What the exercise asks ▸
Pick out each line below containing "filled".

+++ Dataset extract

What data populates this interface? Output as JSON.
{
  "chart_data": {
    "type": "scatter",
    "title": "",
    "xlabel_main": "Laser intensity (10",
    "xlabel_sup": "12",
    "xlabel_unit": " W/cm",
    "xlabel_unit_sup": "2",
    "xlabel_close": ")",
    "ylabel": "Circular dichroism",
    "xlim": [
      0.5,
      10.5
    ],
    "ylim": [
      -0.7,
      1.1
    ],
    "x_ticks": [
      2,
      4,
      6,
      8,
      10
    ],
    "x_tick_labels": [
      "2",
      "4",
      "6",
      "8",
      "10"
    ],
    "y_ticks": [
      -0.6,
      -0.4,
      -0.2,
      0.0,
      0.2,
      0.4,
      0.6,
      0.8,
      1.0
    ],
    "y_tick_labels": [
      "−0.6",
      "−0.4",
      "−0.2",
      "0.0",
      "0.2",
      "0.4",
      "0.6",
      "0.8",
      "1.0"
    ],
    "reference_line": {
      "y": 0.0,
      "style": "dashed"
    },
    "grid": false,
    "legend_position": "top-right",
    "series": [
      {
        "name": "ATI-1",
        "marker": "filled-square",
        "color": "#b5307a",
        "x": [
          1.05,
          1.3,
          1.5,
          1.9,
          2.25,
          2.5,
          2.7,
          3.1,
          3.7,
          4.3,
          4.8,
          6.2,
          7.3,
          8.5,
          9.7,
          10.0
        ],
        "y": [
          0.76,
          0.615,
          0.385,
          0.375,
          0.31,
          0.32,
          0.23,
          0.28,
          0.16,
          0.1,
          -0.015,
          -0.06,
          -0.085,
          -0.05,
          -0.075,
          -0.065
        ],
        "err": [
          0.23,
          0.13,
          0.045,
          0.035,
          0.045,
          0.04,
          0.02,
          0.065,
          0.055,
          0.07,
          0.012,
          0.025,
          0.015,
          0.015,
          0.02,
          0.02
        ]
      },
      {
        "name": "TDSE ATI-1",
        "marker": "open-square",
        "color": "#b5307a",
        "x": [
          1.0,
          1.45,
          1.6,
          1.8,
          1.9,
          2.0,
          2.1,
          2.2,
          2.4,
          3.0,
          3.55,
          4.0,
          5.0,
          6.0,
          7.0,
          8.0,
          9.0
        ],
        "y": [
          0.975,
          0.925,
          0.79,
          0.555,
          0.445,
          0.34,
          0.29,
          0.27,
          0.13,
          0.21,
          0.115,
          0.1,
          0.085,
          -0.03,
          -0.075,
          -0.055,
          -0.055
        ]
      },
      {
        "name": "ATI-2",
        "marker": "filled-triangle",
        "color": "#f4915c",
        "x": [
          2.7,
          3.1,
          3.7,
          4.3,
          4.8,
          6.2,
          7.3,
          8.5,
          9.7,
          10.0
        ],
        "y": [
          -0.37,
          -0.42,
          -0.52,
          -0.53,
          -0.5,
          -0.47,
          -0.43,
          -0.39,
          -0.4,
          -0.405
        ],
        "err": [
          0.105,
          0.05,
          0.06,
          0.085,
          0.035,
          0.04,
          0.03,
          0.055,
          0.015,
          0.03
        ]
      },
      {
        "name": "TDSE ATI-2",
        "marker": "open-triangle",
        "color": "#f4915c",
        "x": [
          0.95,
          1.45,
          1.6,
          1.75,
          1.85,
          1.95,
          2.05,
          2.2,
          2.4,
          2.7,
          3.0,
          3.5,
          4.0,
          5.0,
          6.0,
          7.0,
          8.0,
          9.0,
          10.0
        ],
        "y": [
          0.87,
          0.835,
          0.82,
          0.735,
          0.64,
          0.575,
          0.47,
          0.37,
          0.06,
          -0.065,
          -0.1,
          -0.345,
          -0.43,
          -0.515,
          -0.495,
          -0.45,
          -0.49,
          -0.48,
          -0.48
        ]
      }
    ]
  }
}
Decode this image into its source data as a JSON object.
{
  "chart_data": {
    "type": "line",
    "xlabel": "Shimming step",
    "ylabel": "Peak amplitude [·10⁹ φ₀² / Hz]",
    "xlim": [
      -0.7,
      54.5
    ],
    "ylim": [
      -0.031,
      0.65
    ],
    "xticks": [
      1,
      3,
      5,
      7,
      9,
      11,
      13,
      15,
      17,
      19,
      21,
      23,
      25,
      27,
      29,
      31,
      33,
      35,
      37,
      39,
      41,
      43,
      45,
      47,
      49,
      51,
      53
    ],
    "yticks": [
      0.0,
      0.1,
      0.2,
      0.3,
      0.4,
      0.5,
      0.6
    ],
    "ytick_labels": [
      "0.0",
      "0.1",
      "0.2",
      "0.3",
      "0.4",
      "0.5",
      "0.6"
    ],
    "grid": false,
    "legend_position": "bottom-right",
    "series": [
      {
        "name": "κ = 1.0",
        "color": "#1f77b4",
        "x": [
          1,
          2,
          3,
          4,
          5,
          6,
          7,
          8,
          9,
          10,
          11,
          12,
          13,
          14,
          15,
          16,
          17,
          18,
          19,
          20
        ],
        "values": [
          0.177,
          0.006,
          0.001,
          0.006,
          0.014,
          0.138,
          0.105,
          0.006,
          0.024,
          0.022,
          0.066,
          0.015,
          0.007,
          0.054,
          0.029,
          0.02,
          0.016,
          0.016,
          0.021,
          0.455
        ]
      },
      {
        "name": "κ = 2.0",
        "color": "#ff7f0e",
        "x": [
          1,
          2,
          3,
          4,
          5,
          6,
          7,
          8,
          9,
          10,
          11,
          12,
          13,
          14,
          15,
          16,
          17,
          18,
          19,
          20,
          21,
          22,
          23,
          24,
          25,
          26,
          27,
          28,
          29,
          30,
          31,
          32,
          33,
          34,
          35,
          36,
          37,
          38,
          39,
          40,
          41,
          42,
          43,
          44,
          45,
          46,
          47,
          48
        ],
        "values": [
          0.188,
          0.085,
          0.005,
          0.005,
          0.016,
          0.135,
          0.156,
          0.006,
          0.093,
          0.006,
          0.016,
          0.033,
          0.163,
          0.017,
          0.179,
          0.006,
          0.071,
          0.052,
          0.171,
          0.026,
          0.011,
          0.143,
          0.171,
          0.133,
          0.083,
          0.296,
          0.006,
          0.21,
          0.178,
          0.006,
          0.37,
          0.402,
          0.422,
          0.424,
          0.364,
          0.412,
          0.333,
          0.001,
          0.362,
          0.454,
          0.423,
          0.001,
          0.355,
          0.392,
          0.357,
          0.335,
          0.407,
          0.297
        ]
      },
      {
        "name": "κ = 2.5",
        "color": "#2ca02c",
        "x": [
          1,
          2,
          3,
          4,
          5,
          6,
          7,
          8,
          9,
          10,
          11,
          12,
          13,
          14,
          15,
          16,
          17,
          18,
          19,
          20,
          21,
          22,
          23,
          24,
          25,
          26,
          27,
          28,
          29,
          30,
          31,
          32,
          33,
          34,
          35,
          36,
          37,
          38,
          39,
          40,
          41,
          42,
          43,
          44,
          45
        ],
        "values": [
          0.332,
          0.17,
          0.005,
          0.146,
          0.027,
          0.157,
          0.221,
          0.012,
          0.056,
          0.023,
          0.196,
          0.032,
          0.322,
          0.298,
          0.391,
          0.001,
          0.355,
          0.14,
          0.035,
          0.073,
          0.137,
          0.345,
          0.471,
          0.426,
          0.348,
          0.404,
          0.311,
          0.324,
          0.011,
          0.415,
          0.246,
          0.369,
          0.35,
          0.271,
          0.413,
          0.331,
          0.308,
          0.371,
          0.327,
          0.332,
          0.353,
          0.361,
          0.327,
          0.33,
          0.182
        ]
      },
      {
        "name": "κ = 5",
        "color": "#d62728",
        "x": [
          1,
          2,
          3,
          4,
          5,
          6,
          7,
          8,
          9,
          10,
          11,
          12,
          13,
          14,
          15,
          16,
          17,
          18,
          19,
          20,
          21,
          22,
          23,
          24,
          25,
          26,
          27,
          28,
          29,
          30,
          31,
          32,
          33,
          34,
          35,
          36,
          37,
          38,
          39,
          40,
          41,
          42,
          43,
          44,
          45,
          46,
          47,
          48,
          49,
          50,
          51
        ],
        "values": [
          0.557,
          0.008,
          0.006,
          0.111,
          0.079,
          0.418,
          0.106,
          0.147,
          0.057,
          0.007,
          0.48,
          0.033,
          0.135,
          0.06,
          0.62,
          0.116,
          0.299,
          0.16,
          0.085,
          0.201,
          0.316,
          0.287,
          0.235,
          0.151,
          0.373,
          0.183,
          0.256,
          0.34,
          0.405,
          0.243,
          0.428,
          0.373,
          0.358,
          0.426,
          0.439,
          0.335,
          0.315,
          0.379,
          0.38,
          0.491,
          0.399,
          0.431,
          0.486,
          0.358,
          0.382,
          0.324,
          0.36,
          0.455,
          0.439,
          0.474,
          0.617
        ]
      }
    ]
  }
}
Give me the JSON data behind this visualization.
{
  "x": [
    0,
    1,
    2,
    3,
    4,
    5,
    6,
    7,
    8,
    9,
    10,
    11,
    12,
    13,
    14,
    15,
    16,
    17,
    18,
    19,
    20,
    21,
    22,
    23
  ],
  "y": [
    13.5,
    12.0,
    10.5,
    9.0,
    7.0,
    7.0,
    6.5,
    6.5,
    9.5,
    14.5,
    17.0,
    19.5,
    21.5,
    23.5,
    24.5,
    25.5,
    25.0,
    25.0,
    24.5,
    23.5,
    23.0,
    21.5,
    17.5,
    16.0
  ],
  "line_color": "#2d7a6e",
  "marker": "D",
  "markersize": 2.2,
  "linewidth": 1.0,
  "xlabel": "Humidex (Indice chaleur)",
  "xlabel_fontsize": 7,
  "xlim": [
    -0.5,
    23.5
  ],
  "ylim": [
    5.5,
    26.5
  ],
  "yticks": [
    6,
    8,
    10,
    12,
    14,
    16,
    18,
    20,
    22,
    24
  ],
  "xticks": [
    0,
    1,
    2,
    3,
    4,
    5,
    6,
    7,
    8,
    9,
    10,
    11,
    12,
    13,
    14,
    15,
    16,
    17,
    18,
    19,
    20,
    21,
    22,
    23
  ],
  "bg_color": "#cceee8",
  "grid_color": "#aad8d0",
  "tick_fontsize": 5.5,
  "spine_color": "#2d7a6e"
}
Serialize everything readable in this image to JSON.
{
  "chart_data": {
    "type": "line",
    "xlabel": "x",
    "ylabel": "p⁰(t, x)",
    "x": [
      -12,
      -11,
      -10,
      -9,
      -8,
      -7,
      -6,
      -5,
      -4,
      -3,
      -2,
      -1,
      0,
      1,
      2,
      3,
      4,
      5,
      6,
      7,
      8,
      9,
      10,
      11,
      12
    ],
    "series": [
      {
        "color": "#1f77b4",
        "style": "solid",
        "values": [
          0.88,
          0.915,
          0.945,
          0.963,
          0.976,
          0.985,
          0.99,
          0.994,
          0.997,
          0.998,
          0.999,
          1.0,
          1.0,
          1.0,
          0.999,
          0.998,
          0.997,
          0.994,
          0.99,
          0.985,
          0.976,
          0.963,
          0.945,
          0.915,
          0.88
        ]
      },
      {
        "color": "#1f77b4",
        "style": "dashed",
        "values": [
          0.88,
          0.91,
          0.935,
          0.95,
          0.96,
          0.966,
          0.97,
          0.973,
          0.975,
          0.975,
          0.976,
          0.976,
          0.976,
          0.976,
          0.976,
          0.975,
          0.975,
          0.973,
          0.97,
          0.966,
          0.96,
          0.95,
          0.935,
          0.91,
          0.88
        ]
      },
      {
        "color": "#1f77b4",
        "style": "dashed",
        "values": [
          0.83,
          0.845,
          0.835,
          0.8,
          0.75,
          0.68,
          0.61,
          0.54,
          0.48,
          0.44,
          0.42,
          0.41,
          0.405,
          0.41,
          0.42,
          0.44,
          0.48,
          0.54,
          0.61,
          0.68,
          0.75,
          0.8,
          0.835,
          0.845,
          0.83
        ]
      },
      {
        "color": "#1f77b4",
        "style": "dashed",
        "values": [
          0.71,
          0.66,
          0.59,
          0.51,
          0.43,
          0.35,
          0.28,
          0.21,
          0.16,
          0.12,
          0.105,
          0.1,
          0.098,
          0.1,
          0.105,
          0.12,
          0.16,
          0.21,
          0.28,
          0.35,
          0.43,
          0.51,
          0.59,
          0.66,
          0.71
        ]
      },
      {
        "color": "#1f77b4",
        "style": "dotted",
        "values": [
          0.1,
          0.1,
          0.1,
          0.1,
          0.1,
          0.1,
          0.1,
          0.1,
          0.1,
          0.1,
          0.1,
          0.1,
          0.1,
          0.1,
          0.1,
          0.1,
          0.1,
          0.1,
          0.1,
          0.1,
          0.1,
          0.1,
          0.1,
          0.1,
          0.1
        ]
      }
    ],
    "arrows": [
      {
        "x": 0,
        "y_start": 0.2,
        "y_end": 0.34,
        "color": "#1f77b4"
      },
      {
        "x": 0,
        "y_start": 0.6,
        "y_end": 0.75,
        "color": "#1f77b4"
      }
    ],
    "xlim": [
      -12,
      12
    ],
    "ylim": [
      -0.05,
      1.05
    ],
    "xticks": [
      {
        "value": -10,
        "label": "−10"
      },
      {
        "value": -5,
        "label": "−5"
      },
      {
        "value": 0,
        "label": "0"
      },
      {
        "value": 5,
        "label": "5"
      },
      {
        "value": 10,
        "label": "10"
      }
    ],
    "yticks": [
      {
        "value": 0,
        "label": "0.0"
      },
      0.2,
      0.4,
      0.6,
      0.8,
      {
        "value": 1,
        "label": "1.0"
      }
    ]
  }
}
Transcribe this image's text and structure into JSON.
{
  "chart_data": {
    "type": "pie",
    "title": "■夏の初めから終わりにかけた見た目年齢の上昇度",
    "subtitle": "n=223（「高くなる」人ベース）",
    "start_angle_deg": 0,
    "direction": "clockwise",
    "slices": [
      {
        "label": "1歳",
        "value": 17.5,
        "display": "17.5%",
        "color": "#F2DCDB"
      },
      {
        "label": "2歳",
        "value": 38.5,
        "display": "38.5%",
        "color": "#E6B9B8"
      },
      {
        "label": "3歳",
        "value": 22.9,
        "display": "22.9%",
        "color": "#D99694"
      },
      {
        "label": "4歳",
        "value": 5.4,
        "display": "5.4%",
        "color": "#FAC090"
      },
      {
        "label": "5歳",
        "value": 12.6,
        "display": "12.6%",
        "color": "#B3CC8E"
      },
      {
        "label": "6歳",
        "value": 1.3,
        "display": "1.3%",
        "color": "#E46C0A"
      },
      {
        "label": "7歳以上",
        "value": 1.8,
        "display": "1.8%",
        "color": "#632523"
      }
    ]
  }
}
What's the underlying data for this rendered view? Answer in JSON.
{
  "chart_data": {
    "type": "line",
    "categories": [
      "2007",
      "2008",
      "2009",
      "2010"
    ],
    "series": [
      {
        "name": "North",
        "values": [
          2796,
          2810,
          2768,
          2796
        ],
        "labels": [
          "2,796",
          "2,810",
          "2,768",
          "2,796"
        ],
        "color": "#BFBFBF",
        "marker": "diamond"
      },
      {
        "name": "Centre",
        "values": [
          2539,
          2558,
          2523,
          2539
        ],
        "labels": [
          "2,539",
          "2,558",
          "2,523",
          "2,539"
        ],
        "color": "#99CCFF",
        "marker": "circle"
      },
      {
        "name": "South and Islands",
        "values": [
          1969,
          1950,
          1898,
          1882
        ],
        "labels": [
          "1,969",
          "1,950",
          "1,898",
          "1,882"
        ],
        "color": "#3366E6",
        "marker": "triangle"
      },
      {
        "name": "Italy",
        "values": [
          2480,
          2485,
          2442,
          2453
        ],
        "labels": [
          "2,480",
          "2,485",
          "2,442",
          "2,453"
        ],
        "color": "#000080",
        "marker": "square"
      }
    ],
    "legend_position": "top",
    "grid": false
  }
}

++++++

Answer below ▸
        "marker": "filled-square",
        "marker": "filled-triangle",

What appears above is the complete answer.